Supplied records:

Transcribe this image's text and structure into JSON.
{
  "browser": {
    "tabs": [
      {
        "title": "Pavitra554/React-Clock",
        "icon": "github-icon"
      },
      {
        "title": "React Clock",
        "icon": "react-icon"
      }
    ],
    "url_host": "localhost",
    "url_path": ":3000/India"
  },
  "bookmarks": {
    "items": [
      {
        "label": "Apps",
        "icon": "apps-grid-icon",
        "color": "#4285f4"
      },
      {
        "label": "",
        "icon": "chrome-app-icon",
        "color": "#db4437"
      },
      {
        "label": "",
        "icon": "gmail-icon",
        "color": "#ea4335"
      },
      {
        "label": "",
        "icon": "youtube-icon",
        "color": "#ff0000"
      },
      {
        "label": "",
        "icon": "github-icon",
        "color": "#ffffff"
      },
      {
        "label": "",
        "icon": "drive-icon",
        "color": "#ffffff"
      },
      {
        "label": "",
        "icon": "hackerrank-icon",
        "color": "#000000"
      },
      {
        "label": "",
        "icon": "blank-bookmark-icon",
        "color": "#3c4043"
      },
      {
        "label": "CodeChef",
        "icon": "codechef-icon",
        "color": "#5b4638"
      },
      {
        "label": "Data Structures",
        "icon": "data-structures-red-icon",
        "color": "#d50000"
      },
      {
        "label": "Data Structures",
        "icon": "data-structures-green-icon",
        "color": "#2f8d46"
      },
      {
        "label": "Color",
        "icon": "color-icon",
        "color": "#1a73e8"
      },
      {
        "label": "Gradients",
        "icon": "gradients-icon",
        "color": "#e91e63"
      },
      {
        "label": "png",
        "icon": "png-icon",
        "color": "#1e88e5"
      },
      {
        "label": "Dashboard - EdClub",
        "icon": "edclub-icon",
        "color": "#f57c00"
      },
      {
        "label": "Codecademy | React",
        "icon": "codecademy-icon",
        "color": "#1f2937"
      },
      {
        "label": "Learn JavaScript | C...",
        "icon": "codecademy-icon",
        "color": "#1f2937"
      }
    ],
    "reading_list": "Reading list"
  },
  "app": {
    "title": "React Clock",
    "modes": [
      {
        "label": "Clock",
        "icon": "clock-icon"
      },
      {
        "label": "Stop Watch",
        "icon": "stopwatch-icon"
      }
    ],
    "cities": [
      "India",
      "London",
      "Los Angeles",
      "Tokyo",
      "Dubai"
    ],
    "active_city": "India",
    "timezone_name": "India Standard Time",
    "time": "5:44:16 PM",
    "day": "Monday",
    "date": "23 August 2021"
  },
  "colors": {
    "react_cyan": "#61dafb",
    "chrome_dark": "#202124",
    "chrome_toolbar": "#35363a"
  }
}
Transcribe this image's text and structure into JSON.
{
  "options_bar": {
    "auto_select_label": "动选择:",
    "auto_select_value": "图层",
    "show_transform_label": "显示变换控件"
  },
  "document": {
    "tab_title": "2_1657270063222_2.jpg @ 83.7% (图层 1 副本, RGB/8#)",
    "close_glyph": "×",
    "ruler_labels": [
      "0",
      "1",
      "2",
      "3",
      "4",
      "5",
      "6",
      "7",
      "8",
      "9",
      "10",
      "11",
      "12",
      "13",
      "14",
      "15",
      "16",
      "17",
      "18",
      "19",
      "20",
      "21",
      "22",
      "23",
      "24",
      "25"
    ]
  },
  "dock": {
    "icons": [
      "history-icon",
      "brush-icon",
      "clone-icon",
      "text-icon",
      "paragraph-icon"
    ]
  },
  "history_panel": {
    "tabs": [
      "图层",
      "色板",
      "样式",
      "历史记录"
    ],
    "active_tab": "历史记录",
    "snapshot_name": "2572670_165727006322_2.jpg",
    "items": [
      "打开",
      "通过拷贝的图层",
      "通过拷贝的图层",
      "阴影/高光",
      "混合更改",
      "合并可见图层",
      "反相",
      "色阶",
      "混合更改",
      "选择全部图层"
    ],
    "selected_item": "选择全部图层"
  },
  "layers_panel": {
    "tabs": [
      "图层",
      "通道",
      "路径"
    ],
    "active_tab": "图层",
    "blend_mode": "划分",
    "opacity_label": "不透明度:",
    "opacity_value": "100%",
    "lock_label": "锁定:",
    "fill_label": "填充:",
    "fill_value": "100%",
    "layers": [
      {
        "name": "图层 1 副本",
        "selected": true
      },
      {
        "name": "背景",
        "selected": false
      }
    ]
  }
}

Your goal: Your task is to gather all lines from the entries above that hold the word "India".

Final result:
    "url_path": ":3000/India"
      "India",
    "active_city": "India",
    "timezone_name": "India Standard Time",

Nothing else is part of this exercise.